» **Excerpted passage**
* Start *

Don't buy 5% from anyone offering 2% and expect a normal distribution.

RL

Reply to
legg

Interesting. Lemme guess: a bimodal distribution? -5..-2, +2..+5?

Clifford Heath.

Reply to
Clifford Heath

Or all 2%.

Reply to
Clive Arthur

Do you put these boards through some sort of test jig in production?

If so, could you make it electronically adjust the resistors at test and store the settings in EEPROM? You wouldn't need a proper digital pot, just a few steps of coarse adjustment (with some analog switches or even tristated microcontroller pins) to get from 5% to 2%, though it would be tempting to make it much better. For low volumes you could do one of those schemes where an operator cuts off a resistor on some units.

You can get capacitor arrays with NP0 dielectric - I wonder whether the matching within each unit is better than between separate ordinary MLCCs

- though the datasheet doesn't say and it wouldn't solve your problem anyway.

Reply to
Chris Jones

I'd expect that to be more likely. You can't afford much test time for a part that sells for a fraction of a cent.

I'll have to get a few reels and see, I suppose.

* End *

» **Work to do**
1. Copy the tolerance thread verbatim, starting with "You can get" and going on through "your problem anyway.".
2. Write the next part of the tolerance thread, picking up after its final sentence.
The entries after this point come from a separate source.

» **Information given**
* Start *

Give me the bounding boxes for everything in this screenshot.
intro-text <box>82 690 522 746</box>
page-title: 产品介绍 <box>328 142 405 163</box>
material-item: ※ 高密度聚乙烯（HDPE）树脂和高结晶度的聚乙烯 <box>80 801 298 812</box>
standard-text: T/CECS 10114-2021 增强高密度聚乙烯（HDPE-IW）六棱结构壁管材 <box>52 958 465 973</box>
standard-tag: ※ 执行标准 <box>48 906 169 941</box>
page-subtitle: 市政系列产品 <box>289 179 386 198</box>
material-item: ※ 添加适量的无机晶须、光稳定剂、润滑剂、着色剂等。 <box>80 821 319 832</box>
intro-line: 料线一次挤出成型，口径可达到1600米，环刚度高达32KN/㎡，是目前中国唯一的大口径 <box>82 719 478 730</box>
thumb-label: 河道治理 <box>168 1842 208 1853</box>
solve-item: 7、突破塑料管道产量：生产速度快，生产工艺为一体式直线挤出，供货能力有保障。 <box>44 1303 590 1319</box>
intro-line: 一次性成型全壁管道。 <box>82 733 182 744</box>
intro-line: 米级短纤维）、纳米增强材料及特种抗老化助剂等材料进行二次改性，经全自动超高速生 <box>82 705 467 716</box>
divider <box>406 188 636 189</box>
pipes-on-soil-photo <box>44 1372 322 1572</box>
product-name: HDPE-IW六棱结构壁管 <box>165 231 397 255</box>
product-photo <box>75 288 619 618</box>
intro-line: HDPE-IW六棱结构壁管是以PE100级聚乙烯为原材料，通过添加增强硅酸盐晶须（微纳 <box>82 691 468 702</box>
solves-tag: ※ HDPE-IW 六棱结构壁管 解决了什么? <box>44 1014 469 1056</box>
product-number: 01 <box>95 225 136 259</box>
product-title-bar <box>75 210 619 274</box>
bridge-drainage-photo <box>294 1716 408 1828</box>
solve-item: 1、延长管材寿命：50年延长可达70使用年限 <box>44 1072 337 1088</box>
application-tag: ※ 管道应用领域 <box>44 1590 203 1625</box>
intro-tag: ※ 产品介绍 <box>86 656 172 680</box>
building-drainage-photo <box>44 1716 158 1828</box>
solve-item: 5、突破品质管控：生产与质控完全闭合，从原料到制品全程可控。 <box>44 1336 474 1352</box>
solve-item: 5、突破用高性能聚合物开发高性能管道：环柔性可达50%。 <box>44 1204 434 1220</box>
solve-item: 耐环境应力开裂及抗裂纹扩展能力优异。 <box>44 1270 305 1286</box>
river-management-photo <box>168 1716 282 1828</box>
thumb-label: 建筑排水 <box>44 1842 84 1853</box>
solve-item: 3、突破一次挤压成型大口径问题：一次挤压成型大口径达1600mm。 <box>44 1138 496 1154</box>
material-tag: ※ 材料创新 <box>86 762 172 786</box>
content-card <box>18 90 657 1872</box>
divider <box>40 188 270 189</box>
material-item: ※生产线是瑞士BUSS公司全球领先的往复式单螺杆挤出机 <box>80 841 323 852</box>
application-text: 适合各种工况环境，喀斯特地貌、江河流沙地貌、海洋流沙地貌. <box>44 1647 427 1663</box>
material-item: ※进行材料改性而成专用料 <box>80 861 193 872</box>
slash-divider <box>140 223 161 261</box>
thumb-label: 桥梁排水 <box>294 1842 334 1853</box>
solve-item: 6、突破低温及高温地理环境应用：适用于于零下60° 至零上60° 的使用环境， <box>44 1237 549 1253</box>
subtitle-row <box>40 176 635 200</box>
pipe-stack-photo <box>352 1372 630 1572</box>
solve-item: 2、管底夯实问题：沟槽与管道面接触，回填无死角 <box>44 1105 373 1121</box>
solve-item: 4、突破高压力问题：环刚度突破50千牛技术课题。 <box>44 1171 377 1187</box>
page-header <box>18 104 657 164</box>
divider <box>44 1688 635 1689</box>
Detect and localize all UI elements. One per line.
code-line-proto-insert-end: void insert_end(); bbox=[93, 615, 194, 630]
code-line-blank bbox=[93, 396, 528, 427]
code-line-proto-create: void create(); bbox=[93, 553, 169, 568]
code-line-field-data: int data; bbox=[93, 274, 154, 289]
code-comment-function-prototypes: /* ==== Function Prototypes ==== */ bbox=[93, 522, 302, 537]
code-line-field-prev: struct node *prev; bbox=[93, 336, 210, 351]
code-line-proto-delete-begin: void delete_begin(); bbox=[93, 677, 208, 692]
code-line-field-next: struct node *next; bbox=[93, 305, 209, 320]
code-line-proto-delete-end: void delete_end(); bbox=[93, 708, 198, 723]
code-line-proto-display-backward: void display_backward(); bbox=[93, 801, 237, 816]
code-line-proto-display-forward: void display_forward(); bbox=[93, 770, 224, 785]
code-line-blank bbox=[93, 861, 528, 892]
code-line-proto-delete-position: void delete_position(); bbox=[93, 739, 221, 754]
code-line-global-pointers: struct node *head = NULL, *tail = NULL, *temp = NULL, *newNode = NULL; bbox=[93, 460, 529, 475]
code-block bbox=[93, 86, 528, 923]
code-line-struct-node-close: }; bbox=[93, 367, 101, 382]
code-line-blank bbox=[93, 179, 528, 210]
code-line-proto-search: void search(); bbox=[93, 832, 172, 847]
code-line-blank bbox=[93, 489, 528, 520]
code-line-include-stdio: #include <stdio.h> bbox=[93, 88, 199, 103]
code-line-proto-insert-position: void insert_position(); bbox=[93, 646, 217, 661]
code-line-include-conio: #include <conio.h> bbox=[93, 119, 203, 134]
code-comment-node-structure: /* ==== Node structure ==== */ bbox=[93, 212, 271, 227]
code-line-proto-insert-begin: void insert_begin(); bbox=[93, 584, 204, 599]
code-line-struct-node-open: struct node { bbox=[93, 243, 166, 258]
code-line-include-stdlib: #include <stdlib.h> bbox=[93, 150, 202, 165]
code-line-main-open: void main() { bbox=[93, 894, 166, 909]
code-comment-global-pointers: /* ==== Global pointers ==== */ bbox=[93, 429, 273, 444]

* End *

» **Answers for the tasks**
1.
You can get capacitor arrays with NP0 dielectric - I wonder whether the matching within each unit is better than between separate ordinary MLCCs

- though the datasheet doesn't say and it wouldn't solve your problem anyway.

2.
Cheers

Phil Hobbs

Reply to
Phil Hobbs

Sharp cutoff? That's going to be tricky at 7 poles. I like passive LC filters when feasible; they are less twitchy. Might you make your filter trimmable somehow? That could be fun.

Pity that switched-cap filters are/were so awful. Seems like someone could make a thinfilm all-analog programmable filter, but I guess it's not worth the trouble. The monolithic ceramic filters are all up at outrageous frequencies, not suited for DDS filtering or most of the real-world signals we work with. All the effort is going into narrowband wireless where the money is.

You could assign one of your lab lackeys to measure some caps here and there on a reel or two, and report back here.

We did order a reel of truly custom-brewed caps from Capax, 3.3 pF N4700, to temperature compensate our instant-start LC oscillators. That worked great. Maybe they would make you a reel of close-matched parts.

Reply to
John Larkin

Turns out that in the hundreds of picofarads we can get 1% caps for reasonably cheap.

The filters are 12-dB transition Gaussians, made with LT1260 triple CFAs and a THS4631 output stage. I want really blameless performance--less than 0.5% overshoot, 1% bandwidth accuracy, 4:1 shape factor, ideally <

10 nV noise, good linearity.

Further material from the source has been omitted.